▶ _Задание_
Перепишите, пожалуйста, все записи ниже строка в строку, ничего не меняя. Отметки изображений в ответ не включайте.

▶ _Исходные записи_
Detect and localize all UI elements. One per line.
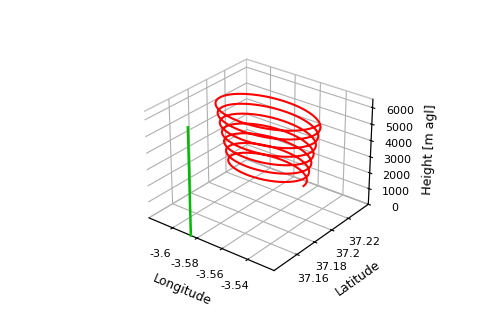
X-axis label: Longitude: Longitude [150, 272, 213, 308]
Y-axis label: Latitude: Latitude [333, 258, 383, 298]
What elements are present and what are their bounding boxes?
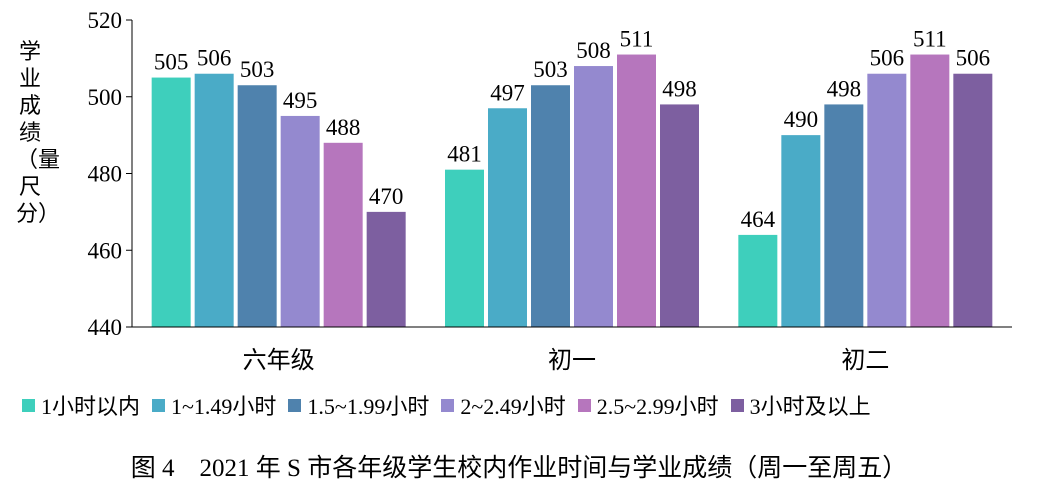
bar bbox=[237, 85, 277, 327]
y-axis-label: 学业成绩（量尺分） bbox=[16, 39, 61, 226]
legend-item: 1小时以内 bbox=[22, 389, 140, 421]
bar-value-label: 481 bbox=[447, 142, 482, 167]
legend-label: 2.5~2.99小时 bbox=[596, 394, 719, 419]
x-category-label: 初一 bbox=[548, 347, 596, 374]
bar-value-label: 498 bbox=[827, 76, 862, 101]
legend-swatch bbox=[441, 398, 455, 412]
bar-value-label: 490 bbox=[784, 107, 819, 132]
bar bbox=[824, 104, 864, 327]
y-tick-label: 460 bbox=[88, 238, 123, 263]
bar-value-label: 498 bbox=[662, 76, 697, 101]
legend-swatch bbox=[152, 398, 166, 412]
bar-value-label: 506 bbox=[197, 46, 232, 71]
bar bbox=[738, 234, 778, 327]
x-category-label: 初二 bbox=[841, 347, 889, 374]
bar-value-label: 506 bbox=[870, 46, 905, 71]
chart-plot: 440 460 480 500 520 505 506 503 495 488 470 六年级 481 4… bbox=[88, 8, 1012, 374]
bar bbox=[781, 135, 821, 327]
bar-value-label: 508 bbox=[576, 38, 611, 63]
x-category-label: 六年级 bbox=[243, 347, 315, 374]
legend-swatch bbox=[577, 398, 591, 412]
legend-item: 2.5~2.99小时 bbox=[577, 389, 719, 421]
legend-item: 1~1.49小时 bbox=[152, 389, 276, 421]
legend-label: 2~2.49小时 bbox=[460, 394, 566, 419]
bar-value-label: 503 bbox=[533, 57, 568, 82]
bar bbox=[910, 54, 950, 327]
y-tick-label: 440 bbox=[88, 315, 123, 340]
bar-value-label: 511 bbox=[620, 27, 654, 52]
bar bbox=[953, 73, 993, 327]
bar bbox=[617, 54, 656, 327]
bar bbox=[660, 104, 699, 327]
legend-label: 1小时以内 bbox=[41, 394, 141, 419]
legend-swatch bbox=[288, 398, 302, 412]
bar-value-label: 511 bbox=[913, 27, 947, 52]
bar-value-label: 464 bbox=[741, 207, 776, 232]
bar-value-label: 488 bbox=[326, 115, 361, 140]
bar bbox=[151, 77, 191, 327]
bar-value-label: 470 bbox=[369, 184, 404, 209]
bar bbox=[280, 115, 320, 327]
bar bbox=[867, 73, 907, 327]
bar bbox=[323, 142, 363, 327]
bar-value-label: 497 bbox=[490, 80, 525, 105]
bar-value-label: 503 bbox=[240, 57, 275, 82]
bar bbox=[194, 73, 234, 327]
bar bbox=[488, 108, 527, 327]
chart-legend: 1小时以内 1~1.49小时 1.5~1.99小时 2~2.49小时 2.5~2.99小… bbox=[22, 389, 1032, 421]
bar-value-label: 505 bbox=[154, 50, 189, 75]
legend-label: 3小时及以上 bbox=[749, 394, 871, 419]
legend-item: 1.5~1.99小时 bbox=[288, 389, 429, 421]
bar bbox=[445, 169, 484, 327]
bar bbox=[531, 85, 570, 327]
legend-label: 1~1.49小时 bbox=[171, 394, 277, 419]
legend-swatch bbox=[730, 398, 744, 412]
y-tick-label: 480 bbox=[88, 162, 123, 187]
bar-value-label: 506 bbox=[956, 46, 991, 71]
y-tick-label: 500 bbox=[88, 85, 123, 110]
bar bbox=[574, 66, 613, 328]
legend-item: 3小时及以上 bbox=[730, 389, 871, 421]
legend-swatch bbox=[22, 398, 35, 412]
bar bbox=[366, 211, 406, 327]
legend-item: 2~2.49小时 bbox=[441, 389, 566, 421]
bar-value-label: 495 bbox=[283, 88, 318, 113]
y-tick-label: 520 bbox=[88, 8, 123, 33]
legend-label: 1.5~1.99小时 bbox=[307, 394, 430, 419]
figure-caption: 图 4 2021 年 S 市各年级学生校内作业时间与学业成绩（周一至周五） bbox=[130, 455, 908, 482]
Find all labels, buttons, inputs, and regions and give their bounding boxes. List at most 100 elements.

▶ _Правильный ответ_
Detect and localize all UI elements. One per line.
X-axis label: Longitude: Longitude [150, 272, 213, 308]
Y-axis label: Latitude: Latitude [333, 258, 383, 298]
What elements are present and what are their bounding boxes?
bar bbox=[237, 85, 277, 327]
y-axis-label: 学业成绩（量尺分） bbox=[16, 39, 61, 226]
legend-item: 1小时以内 bbox=[22, 389, 140, 421]
bar-value-label: 481 bbox=[447, 142, 482, 167]
legend-label: 2.5~2.99小时 bbox=[596, 394, 719, 419]
x-category-label: 初一 bbox=[548, 347, 596, 374]
bar-value-label: 498 bbox=[827, 76, 862, 101]
legend-swatch bbox=[441, 398, 455, 412]
bar-value-label: 490 bbox=[784, 107, 819, 132]
bar bbox=[824, 104, 864, 327]
y-tick-label: 460 bbox=[88, 238, 123, 263]
bar-value-label: 498 bbox=[662, 76, 697, 101]
legend-swatch bbox=[152, 398, 166, 412]
bar-value-label: 506 bbox=[197, 46, 232, 71]
bar bbox=[738, 234, 778, 327]
x-category-label: 初二 bbox=[841, 347, 889, 374]
bar-value-label: 506 bbox=[870, 46, 905, 71]
chart-plot: 440 460 480 500 520 505 506 503 495 488 470 六年级 481 4… bbox=[88, 8, 1012, 374]
bar bbox=[781, 135, 821, 327]
bar-value-label: 508 bbox=[576, 38, 611, 63]
x-category-label: 六年级 bbox=[243, 347, 315, 374]
legend-swatch bbox=[577, 398, 591, 412]
legend-item: 2.5~2.99小时 bbox=[577, 389, 719, 421]
legend-item: 1~1.49小时 bbox=[152, 389, 276, 421]
legend-label: 2~2.49小时 bbox=[460, 394, 566, 419]
bar-value-label: 503 bbox=[533, 57, 568, 82]
bar bbox=[910, 54, 950, 327]
y-tick-label: 440 bbox=[88, 315, 123, 340]
bar-value-label: 511 bbox=[620, 27, 654, 52]
bar bbox=[953, 73, 993, 327]
bar bbox=[617, 54, 656, 327]
bar bbox=[660, 104, 699, 327]
legend-label: 1小时以内 bbox=[41, 394, 141, 419]
legend-swatch bbox=[288, 398, 302, 412]
bar-value-label: 511 bbox=[913, 27, 947, 52]
bar-value-label: 464 bbox=[741, 207, 776, 232]
bar-value-label: 488 bbox=[326, 115, 361, 140]
bar bbox=[151, 77, 191, 327]
bar-value-label: 470 bbox=[369, 184, 404, 209]
bar bbox=[280, 115, 320, 327]
bar bbox=[867, 73, 907, 327]
bar bbox=[323, 142, 363, 327]
bar-value-label: 497 bbox=[490, 80, 525, 105]
bar-value-label: 503 bbox=[240, 57, 275, 82]
bar bbox=[194, 73, 234, 327]
bar bbox=[488, 108, 527, 327]
chart-legend: 1小时以内 1~1.49小时 1.5~1.99小时 2~2.49小时 2.5~2.99小… bbox=[22, 389, 1032, 421]
bar-value-label: 505 bbox=[154, 50, 189, 75]
legend-label: 3小时及以上 bbox=[749, 394, 871, 419]
legend-item: 1.5~1.99小时 bbox=[288, 389, 429, 421]
bar bbox=[445, 169, 484, 327]
bar bbox=[531, 85, 570, 327]
legend-label: 1~1.49小时 bbox=[171, 394, 277, 419]
legend-swatch bbox=[730, 398, 744, 412]
y-tick-label: 480 bbox=[88, 162, 123, 187]
bar-value-label: 506 bbox=[956, 46, 991, 71]
y-tick-label: 500 bbox=[88, 85, 123, 110]
bar bbox=[574, 66, 613, 328]
legend-item: 3小时及以上 bbox=[730, 389, 871, 421]
legend-swatch bbox=[22, 398, 35, 412]
bar bbox=[366, 211, 406, 327]
legend-item: 2~2.49小时 bbox=[441, 389, 566, 421]
bar-value-label: 495 bbox=[283, 88, 318, 113]
y-tick-label: 520 bbox=[88, 8, 123, 33]
legend-label: 1.5~1.99小时 bbox=[307, 394, 430, 419]
figure-caption: 图 4 2021 年 S 市各年级学生校内作业时间与学业成绩（周一至周五） bbox=[130, 455, 908, 482]
Find all labels, buttons, inputs, and regions and give their bounding boxes. List at most 100 elements.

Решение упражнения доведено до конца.